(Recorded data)

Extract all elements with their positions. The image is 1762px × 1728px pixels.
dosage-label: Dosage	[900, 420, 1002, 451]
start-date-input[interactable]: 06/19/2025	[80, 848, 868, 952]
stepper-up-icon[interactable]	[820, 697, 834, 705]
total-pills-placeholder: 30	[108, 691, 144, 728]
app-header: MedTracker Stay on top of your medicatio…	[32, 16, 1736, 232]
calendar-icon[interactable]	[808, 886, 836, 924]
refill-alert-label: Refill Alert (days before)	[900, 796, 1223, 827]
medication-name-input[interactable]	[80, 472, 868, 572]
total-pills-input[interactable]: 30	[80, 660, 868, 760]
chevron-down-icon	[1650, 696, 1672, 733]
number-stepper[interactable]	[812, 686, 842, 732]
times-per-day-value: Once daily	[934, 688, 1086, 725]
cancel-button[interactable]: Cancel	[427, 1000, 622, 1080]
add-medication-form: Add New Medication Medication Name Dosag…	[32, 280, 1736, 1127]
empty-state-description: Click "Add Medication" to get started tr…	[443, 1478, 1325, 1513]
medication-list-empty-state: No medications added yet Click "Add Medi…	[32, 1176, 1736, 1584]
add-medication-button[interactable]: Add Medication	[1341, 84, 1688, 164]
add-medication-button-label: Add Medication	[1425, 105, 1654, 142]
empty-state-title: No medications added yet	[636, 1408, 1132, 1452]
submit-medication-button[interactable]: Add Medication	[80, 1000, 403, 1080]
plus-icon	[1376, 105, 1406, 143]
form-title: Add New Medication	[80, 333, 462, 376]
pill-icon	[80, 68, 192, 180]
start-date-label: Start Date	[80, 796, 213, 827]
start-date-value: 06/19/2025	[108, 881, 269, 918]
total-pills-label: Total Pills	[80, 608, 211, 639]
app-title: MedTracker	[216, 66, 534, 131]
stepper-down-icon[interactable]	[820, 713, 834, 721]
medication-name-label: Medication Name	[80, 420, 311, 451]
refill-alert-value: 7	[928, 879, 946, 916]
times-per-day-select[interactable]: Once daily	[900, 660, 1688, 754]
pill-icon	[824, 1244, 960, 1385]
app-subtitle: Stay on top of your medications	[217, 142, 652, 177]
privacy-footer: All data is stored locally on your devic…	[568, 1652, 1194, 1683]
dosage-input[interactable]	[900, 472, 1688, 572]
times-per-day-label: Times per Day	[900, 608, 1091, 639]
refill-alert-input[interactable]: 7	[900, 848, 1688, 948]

Set task:
Can you output every line of the recorded data, from the very first down to and including the one containing "472, 868, 572]", as a Markdown table with the columns Row and Line, leaving out any blank lines?

Result for this task:
| Row | Line |
|---|---|
| 1 | Extract all elements with their positions. The image is 1762px × 1728px pixels. |
| 2 | dosage-label: Dosage	[900, 420, 1002, 451] |
| 3 | start-date-input[interactable]: 06/19/2025	[80, 848, 868, 952] |
| 4 | stepper-up-icon[interactable]	[820, 697, 834, 705] |
| 5 | total-pills-placeholder: 30	[108, 691, 144, 728] |
| 6 | app-header: MedTracker Stay on top of your medicatio…	[32, 16, 1736, 232] |
| 7 | calendar-icon[interactable]	[808, 886, 836, 924] |
| 8 | refill-alert-label: Refill Alert (days before)	[900, 796, 1223, 827] |
| 9 | medication-name-input[interactable]	[80, 472, 868, 572] |